### RECORDS SUPPLIED
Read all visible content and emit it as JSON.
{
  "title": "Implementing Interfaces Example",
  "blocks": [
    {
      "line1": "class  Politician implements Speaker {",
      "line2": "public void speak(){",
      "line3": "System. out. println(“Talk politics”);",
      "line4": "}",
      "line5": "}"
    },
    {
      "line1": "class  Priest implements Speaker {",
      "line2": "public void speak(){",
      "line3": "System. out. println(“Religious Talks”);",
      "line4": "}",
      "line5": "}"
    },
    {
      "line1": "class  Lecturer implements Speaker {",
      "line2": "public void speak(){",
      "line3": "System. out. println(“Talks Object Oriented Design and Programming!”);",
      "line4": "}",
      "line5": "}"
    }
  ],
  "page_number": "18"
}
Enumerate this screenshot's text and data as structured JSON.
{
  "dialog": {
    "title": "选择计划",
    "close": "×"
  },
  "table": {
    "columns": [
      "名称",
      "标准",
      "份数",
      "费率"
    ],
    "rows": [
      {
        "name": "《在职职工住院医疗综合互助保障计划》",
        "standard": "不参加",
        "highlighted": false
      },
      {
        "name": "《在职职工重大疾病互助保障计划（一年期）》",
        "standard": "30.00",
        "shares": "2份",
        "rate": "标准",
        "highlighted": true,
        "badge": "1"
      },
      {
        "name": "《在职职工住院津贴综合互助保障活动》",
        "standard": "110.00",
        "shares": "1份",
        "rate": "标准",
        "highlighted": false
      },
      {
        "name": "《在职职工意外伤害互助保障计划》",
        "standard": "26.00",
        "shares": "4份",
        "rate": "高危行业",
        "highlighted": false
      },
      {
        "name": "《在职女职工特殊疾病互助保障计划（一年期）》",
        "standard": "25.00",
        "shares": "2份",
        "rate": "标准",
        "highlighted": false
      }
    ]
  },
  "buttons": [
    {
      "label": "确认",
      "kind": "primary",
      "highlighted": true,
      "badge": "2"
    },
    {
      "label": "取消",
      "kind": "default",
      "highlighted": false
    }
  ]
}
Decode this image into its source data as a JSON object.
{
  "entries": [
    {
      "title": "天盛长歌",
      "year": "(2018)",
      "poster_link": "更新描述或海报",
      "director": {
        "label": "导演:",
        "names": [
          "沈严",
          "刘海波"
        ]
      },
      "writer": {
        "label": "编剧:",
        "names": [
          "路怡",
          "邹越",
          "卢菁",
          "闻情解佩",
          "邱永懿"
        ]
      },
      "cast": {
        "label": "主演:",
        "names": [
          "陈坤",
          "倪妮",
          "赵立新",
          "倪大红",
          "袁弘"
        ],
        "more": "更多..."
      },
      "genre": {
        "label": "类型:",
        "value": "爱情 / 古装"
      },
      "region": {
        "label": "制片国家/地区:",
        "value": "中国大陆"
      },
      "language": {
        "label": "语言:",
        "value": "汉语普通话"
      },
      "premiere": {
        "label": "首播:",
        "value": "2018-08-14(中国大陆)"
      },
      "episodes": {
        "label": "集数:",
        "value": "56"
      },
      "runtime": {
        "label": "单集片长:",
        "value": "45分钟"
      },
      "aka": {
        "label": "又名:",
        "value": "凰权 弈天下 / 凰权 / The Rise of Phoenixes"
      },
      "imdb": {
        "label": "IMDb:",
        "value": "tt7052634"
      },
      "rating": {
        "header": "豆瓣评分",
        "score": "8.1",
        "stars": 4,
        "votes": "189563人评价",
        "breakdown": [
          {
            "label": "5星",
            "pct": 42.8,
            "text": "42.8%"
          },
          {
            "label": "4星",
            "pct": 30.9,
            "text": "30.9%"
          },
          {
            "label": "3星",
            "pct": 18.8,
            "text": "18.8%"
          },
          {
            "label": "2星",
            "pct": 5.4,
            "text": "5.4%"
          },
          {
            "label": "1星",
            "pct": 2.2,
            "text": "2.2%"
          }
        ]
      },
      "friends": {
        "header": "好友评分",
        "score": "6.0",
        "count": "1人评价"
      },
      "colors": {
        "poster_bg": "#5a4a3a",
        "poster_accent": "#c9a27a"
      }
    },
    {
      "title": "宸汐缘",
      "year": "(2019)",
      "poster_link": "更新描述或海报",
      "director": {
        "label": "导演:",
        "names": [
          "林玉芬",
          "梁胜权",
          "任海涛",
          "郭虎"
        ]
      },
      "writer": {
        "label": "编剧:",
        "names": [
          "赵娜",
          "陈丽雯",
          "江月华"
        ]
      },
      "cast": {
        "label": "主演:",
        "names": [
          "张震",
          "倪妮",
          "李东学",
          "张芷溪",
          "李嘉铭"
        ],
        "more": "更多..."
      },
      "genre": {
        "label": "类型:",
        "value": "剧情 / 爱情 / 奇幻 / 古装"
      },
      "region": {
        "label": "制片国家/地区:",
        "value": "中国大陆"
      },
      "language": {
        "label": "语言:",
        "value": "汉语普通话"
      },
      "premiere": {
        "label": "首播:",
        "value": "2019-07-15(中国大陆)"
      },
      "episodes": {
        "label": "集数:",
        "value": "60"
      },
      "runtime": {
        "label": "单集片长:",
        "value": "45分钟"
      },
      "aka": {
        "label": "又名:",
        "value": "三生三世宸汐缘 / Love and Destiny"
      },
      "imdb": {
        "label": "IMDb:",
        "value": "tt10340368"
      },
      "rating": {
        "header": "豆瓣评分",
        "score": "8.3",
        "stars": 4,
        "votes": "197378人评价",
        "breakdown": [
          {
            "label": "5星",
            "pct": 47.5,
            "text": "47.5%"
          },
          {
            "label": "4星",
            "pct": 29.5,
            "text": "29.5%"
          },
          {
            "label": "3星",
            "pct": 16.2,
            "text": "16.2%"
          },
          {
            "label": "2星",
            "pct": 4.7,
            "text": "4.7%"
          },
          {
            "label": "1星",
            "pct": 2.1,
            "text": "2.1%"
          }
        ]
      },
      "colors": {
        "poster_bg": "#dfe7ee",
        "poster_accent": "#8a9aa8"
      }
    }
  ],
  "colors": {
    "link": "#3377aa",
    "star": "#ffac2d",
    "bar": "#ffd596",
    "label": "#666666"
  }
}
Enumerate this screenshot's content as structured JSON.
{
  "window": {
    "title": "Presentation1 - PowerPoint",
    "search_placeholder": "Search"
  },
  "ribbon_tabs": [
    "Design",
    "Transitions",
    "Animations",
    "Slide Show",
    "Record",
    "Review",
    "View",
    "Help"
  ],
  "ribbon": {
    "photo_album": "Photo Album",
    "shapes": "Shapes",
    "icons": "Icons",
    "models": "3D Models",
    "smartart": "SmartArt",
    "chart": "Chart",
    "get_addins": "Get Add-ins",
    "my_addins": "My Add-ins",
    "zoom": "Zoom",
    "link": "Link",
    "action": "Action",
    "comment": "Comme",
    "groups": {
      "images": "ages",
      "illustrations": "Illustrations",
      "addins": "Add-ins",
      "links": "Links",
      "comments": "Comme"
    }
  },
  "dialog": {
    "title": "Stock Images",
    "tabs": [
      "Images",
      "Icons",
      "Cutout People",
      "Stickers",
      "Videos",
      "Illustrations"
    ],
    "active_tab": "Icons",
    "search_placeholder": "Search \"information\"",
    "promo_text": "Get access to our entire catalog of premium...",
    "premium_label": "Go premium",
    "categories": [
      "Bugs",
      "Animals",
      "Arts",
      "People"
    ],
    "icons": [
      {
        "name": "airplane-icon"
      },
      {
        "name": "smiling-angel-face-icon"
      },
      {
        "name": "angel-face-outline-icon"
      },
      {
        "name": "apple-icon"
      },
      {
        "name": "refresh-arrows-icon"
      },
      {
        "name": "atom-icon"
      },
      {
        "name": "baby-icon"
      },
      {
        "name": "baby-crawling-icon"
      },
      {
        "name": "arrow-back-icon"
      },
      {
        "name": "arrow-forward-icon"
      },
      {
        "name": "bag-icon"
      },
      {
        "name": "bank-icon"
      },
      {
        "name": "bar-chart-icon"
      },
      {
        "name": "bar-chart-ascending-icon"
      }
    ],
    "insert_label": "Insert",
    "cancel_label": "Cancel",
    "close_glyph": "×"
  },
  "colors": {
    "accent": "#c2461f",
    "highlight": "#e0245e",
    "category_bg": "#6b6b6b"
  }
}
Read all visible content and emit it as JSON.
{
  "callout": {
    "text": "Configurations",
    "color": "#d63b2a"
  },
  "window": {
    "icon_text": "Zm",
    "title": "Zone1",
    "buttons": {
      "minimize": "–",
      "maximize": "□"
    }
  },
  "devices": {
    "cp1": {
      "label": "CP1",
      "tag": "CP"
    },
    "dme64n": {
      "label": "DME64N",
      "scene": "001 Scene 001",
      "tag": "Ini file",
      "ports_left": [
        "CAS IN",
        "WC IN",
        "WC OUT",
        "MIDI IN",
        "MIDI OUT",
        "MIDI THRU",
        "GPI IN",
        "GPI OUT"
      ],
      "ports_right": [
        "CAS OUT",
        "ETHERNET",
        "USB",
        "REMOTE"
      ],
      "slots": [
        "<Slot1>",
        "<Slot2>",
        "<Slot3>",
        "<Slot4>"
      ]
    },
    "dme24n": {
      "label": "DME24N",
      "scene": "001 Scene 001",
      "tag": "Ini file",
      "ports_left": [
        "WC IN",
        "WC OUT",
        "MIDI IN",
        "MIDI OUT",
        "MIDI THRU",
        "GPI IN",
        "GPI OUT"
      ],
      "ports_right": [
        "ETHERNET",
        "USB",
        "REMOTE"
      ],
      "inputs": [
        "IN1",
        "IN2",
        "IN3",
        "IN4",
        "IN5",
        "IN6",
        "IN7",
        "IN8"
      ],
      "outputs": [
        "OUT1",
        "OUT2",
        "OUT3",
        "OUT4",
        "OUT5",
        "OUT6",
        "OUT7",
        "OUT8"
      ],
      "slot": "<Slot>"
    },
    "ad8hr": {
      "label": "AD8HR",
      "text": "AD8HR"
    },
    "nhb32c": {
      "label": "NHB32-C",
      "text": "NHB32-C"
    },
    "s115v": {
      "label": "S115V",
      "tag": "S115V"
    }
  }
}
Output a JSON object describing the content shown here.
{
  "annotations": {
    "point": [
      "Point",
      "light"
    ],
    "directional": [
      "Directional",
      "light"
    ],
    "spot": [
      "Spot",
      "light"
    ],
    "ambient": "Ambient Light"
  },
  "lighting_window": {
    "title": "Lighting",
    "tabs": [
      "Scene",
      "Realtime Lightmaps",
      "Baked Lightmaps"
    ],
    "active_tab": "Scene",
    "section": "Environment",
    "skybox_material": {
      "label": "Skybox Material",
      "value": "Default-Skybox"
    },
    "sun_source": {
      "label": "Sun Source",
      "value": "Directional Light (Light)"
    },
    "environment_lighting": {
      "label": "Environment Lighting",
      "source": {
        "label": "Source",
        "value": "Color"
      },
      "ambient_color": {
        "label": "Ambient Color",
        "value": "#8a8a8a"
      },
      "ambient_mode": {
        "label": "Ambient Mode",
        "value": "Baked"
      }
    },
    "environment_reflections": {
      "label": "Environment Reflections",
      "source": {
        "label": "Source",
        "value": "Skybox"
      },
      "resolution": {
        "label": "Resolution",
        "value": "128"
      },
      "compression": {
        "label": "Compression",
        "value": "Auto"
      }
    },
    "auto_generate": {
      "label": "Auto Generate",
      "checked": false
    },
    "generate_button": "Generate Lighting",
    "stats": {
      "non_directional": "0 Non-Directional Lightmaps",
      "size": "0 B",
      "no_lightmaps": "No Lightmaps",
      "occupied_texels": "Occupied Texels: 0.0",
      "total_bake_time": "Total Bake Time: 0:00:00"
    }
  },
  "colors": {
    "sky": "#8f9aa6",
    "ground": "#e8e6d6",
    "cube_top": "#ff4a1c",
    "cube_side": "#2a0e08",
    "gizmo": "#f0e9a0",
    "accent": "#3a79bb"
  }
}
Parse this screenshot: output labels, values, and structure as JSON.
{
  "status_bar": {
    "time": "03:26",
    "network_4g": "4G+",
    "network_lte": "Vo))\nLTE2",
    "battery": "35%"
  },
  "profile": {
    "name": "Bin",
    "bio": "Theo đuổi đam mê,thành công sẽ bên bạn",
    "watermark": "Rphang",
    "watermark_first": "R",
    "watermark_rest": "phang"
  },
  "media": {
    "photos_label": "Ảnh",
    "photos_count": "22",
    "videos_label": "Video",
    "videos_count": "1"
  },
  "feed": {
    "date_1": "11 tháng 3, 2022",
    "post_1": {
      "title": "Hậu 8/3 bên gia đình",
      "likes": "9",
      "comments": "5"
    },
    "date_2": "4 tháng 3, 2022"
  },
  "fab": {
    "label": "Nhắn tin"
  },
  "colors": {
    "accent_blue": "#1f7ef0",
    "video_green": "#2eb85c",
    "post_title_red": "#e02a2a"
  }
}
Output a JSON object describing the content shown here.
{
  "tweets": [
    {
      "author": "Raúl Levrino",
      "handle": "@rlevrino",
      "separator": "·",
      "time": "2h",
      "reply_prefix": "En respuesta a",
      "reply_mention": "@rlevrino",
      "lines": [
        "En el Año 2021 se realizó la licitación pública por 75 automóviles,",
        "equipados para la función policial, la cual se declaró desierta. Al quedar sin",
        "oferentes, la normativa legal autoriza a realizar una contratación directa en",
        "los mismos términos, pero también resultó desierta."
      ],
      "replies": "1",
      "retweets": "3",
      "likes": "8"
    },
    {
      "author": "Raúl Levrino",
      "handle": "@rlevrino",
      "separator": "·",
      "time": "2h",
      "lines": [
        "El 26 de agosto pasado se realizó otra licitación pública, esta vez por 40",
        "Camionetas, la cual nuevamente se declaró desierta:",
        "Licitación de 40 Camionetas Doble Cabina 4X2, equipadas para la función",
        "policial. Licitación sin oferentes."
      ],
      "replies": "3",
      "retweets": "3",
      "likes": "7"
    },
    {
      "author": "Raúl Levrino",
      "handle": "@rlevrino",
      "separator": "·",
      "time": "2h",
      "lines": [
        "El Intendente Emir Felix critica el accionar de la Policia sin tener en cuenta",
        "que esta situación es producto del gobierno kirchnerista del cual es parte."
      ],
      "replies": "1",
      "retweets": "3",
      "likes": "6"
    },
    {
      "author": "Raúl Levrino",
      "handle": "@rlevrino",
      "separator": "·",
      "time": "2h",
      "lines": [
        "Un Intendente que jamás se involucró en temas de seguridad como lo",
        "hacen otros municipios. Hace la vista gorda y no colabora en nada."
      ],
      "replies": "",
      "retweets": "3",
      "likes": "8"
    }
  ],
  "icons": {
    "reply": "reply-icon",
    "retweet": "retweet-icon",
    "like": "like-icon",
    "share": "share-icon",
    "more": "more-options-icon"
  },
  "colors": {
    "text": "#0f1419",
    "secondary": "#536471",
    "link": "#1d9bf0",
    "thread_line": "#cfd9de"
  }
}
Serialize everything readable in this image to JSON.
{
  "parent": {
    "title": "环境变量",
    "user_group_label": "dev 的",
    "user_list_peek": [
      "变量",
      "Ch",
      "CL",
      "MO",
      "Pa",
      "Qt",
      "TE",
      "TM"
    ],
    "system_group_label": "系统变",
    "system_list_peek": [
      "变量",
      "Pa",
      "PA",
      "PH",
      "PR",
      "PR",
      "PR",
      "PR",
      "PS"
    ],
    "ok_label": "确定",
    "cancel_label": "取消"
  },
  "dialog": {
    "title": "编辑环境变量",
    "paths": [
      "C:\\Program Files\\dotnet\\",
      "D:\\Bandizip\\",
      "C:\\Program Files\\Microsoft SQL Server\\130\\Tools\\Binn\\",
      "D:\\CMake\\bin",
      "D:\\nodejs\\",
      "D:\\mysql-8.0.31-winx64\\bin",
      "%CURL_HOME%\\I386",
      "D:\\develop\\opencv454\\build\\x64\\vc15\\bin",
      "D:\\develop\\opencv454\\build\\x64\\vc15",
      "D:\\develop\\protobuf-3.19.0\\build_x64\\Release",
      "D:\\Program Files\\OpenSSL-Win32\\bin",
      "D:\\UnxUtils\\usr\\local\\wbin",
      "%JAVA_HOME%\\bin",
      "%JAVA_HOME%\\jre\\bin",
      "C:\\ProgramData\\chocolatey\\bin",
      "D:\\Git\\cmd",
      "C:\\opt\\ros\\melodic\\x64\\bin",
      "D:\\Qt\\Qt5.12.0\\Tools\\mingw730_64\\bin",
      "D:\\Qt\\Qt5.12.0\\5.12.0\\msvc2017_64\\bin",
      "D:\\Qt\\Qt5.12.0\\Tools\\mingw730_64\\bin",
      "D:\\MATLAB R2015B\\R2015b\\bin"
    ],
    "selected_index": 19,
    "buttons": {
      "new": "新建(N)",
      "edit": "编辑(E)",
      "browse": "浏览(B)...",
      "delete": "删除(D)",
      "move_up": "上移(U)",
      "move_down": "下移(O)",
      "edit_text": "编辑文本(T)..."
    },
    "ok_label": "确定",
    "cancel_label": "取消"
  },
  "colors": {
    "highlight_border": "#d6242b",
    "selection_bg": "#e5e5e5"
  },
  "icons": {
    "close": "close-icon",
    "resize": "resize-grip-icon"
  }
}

### SHORT EXERCISE
Copy out each line in the listing that has the word "screenshot".

### ANSWER TO THIS TASK
Enumerate this screenshot's text and data as structured JSON.
Enumerate this screenshot's content as structured JSON.
Parse this screenshot: output labels, values, and structure as JSON.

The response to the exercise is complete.